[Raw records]
※ ※ ※

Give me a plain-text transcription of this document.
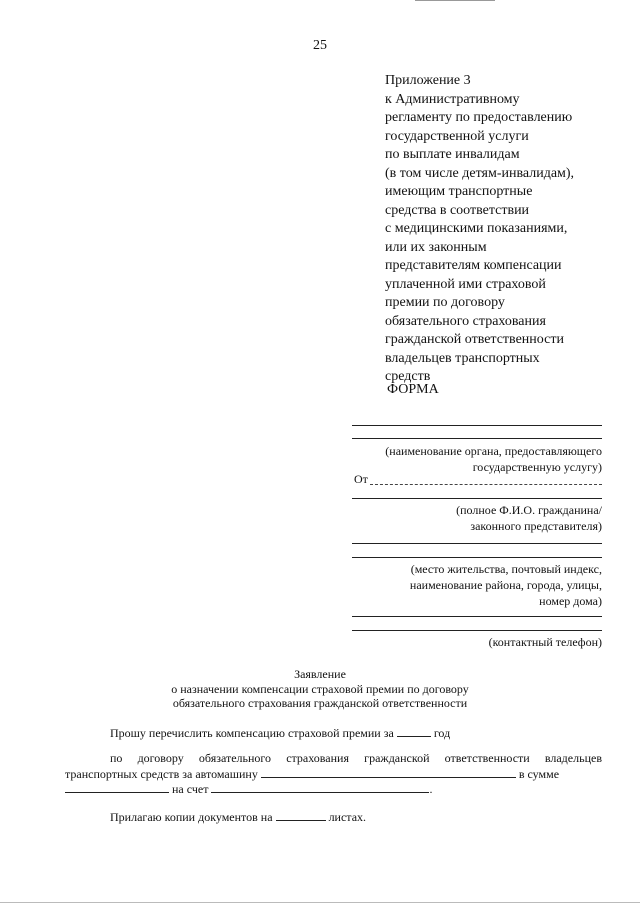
25
Приложение 3
к Административному
регламенту по предоставлению
государственной услуги
по выплате инвалидам
(в том числе детям-инвалидам),
имеющим транспортные
средства в соответствии
с медицинскими показаниями,
или их законным
представителям компенсации
уплаченной ими страховой
премии по договору
обязательного страхования
гражданской ответственности
владельцев транспортных
средств
ФОРМА
(наименование органа, предоставляющего
государственную услугу)
От
(полное Ф.И.О. гражданина/
законного представителя)
(место жительства, почтовый индекс,
наименование района, города, улицы,
номер дома)
(контактный телефон)
Заявление
о назначении компенсации страховой премии по договору
обязательного страхования гражданской ответственности
Прошу перечислить компенсацию страховой премии за	год
по договору обязательного страхования гражданской ответственности владельцев
транспортных средств за автомашину	в сумме
на счет	.
Прилагаю копии документов на	листах.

※ ※ ※

**Written exercise:** Except for the pictures, give all the material above again verbatim.

**Final result:**
Give me a plain-text transcription of this document.
25
Приложение 3
к Административному
регламенту по предоставлению
государственной услуги
по выплате инвалидам
(в том числе детям-инвалидам),
имеющим транспортные
средства в соответствии
с медицинскими показаниями,
или их законным
представителям компенсации
уплаченной ими страховой
премии по договору
обязательного страхования
гражданской ответственности
владельцев транспортных
средств
ФОРМА
(наименование органа, предоставляющего
государственную услугу)
От
(полное Ф.И.О. гражданина/
законного представителя)
(место жительства, почтовый индекс,
наименование района, города, улицы,
номер дома)
(контактный телефон)
Заявление
о назначении компенсации страховой премии по договору
обязательного страхования гражданской ответственности
Прошу перечислить компенсацию страховой премии за	год
по договору обязательного страхования гражданской ответственности владельцев
транспортных средств за автомашину	в сумме
на счет	.
Прилагаю копии документов на	листах.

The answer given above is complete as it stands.